## START
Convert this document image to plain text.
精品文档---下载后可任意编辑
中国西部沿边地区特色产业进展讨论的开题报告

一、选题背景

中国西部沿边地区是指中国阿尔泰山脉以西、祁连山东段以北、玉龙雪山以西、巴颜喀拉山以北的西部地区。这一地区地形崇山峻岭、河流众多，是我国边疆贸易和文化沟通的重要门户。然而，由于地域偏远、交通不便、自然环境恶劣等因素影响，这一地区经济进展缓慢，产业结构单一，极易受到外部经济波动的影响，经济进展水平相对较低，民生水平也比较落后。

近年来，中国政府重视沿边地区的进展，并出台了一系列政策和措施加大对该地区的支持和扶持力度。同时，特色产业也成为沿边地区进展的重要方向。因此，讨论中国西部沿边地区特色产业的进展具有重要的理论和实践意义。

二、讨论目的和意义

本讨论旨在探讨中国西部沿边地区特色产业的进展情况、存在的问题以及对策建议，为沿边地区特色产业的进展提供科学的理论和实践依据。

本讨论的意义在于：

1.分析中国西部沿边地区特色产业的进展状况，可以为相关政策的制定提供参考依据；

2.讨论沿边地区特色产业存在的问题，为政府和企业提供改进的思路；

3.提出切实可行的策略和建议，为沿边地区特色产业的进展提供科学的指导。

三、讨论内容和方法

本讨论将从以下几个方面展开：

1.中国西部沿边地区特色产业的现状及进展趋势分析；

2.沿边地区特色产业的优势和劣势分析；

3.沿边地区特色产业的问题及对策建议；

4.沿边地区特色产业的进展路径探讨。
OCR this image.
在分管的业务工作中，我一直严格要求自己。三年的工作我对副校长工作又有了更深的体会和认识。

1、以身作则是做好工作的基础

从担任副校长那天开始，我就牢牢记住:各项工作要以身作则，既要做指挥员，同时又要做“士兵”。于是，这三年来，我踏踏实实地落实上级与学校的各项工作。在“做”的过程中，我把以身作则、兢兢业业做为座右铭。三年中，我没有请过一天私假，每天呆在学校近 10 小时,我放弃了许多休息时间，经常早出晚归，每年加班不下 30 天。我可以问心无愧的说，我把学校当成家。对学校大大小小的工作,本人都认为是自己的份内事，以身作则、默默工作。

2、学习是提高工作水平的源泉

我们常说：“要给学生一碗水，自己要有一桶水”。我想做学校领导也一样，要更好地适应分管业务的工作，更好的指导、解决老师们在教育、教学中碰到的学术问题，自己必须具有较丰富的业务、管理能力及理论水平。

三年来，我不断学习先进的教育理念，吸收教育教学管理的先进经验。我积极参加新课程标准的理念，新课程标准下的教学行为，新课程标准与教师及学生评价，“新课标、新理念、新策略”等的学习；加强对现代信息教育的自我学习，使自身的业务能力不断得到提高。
## END
— WRITTEN EXERCISE —
Quote the lines of the listing above that run from the line with "OCR this image." through its last line, both included, and nothing else.

— WRITTEN RESPONSE —
OCR this image.
在分管的业务工作中，我一直严格要求自己。三年的工作我对副校长工作又有了更深的体会和认识。

1、以身作则是做好工作的基础

从担任副校长那天开始，我就牢牢记住:各项工作要以身作则，既要做指挥员，同时又要做“士兵”。于是，这三年来，我踏踏实实地落实上级与学校的各项工作。在“做”的过程中，我把以身作则、兢兢业业做为座右铭。三年中，我没有请过一天私假，每天呆在学校近 10 小时,我放弃了许多休息时间，经常早出晚归，每年加班不下 30 天。我可以问心无愧的说，我把学校当成家。对学校大大小小的工作,本人都认为是自己的份内事，以身作则、默默工作。

2、学习是提高工作水平的源泉

我们常说：“要给学生一碗水，自己要有一桶水”。我想做学校领导也一样，要更好地适应分管业务的工作，更好的指导、解决老师们在教育、教学中碰到的学术问题，自己必须具有较丰富的业务、管理能力及理论水平。

三年来，我不断学习先进的教育理念，吸收教育教学管理的先进经验。我积极参加新课程标准的理念，新课程标准下的教学行为，新课程标准与教师及学生评价，“新课标、新理念、新策略”等的学习；加强对现代信息教育的自我学习，使自身的业务能力不断得到提高。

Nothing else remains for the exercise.